** START OF RECORD SET **

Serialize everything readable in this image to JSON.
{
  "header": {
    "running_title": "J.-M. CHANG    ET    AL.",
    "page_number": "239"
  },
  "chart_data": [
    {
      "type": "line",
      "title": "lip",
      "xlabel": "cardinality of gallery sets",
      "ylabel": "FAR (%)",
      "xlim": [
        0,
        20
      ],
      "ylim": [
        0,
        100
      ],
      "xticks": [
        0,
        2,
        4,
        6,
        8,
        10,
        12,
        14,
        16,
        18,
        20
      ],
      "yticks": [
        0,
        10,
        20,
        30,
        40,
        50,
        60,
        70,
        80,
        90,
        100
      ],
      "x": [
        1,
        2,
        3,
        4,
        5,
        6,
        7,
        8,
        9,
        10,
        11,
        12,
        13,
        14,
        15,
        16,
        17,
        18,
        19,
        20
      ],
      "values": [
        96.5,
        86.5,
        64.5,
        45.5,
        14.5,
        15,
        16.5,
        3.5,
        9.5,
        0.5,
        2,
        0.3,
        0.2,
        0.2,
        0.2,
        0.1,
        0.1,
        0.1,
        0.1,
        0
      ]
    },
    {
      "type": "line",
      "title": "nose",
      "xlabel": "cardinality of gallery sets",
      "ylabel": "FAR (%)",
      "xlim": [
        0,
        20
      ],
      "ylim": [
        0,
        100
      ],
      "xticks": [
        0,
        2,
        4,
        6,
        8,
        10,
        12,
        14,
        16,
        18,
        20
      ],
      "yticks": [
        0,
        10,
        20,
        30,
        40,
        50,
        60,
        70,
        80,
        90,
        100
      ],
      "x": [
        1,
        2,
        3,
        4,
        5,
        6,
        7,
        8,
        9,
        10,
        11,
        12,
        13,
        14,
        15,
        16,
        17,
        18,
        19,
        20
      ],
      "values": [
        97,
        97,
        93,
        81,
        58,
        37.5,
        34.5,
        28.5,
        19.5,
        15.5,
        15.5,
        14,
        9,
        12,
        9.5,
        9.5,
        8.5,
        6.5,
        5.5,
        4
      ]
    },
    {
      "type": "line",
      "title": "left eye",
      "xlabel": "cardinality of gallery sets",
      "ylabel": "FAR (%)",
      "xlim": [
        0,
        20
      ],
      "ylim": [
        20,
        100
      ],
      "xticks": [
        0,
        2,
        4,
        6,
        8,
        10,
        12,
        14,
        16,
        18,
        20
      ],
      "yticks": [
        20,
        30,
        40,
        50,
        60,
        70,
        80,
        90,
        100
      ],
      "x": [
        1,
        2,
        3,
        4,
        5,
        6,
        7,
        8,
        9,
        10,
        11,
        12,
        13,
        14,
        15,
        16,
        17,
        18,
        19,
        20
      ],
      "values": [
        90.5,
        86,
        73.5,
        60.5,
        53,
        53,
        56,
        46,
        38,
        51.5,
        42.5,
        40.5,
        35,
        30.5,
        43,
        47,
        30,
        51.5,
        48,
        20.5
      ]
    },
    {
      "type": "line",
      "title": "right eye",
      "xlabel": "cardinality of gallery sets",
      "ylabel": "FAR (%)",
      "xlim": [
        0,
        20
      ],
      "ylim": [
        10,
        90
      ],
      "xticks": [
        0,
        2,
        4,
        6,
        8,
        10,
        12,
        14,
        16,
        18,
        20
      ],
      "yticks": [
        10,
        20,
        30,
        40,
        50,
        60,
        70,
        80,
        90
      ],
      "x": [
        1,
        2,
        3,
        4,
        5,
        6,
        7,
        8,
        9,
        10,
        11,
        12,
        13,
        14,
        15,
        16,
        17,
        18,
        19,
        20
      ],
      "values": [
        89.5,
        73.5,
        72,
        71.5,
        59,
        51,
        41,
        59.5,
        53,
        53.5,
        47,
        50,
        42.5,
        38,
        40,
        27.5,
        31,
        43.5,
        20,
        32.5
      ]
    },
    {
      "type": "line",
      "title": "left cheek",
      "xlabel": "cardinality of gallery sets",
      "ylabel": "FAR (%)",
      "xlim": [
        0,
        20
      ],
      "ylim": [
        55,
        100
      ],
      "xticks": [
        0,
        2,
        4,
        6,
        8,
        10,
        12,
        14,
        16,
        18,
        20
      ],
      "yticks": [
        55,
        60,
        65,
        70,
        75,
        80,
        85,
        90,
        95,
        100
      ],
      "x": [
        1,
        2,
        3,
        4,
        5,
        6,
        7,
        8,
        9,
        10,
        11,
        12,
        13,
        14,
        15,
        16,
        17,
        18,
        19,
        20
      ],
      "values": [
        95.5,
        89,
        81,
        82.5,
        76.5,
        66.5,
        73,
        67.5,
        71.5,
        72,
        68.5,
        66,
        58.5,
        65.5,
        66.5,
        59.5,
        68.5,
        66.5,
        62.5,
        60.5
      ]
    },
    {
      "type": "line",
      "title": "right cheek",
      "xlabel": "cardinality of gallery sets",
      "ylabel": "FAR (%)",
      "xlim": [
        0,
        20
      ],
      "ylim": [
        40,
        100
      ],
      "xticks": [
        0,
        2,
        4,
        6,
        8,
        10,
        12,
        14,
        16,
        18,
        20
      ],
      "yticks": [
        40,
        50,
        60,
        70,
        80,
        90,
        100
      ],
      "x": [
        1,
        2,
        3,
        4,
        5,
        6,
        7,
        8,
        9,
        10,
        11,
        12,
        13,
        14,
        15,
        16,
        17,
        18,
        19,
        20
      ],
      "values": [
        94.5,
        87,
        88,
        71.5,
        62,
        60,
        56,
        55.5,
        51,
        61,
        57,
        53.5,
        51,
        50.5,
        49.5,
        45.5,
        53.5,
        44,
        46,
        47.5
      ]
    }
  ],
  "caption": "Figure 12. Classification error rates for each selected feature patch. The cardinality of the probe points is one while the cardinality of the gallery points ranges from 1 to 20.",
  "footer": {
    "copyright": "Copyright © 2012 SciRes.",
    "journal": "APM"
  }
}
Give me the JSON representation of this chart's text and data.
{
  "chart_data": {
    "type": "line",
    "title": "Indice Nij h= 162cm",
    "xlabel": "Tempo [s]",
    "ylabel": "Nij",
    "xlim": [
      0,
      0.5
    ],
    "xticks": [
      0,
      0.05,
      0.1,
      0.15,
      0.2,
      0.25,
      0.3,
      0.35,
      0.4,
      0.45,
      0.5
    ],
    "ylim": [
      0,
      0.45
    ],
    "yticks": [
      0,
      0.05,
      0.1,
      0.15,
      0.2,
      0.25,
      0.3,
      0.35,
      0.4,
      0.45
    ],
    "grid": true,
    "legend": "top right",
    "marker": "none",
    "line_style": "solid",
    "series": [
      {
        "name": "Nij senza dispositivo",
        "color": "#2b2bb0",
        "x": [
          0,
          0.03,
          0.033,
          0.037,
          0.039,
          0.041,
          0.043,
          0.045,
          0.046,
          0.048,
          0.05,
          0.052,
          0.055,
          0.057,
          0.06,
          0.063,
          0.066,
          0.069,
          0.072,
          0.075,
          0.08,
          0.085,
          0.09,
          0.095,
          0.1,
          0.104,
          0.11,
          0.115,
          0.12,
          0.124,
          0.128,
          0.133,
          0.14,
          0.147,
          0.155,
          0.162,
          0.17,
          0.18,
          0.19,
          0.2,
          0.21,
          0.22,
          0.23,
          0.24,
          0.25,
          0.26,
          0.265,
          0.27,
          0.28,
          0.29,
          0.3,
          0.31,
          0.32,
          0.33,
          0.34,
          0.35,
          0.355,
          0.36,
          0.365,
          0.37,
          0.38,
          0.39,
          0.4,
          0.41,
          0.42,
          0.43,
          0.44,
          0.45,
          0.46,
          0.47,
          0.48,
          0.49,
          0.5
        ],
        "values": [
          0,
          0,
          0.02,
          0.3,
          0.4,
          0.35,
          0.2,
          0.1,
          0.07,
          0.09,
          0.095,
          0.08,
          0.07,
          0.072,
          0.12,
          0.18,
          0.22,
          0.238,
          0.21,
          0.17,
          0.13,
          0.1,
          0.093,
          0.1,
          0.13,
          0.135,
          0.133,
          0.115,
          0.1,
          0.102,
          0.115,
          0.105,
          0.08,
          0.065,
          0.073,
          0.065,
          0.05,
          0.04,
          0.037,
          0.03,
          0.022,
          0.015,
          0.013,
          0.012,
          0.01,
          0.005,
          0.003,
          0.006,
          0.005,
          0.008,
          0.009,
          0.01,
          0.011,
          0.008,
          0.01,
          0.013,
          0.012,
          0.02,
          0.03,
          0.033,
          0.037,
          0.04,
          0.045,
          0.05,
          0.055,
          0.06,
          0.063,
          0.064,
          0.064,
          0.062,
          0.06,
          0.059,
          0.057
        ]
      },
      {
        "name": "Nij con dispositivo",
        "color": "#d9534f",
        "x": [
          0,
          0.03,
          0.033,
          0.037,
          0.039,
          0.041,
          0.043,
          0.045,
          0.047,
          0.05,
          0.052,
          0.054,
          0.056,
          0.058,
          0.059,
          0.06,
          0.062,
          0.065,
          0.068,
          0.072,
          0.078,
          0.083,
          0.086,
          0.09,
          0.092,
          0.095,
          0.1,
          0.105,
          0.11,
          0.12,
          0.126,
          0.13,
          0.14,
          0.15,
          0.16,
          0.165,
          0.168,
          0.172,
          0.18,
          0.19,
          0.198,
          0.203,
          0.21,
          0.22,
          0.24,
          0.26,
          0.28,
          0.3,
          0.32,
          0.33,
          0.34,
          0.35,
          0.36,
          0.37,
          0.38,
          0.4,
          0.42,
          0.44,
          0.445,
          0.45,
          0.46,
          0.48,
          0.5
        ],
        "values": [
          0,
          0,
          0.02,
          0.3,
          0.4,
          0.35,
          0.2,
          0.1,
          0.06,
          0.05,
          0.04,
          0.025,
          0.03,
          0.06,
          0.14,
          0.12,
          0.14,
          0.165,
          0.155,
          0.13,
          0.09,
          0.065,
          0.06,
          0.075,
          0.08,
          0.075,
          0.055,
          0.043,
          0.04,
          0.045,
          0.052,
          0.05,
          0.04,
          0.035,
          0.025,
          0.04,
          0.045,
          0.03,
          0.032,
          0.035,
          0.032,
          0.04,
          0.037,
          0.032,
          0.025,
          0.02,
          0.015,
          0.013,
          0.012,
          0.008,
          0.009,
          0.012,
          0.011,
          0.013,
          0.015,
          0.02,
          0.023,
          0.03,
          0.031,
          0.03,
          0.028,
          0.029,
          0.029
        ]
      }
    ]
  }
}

** END OF RECORD SET **

From the records above, pull out every line containing the word "dispositivo".

        "name": "Nij senza dispositivo",
        "name": "Nij con dispositivo",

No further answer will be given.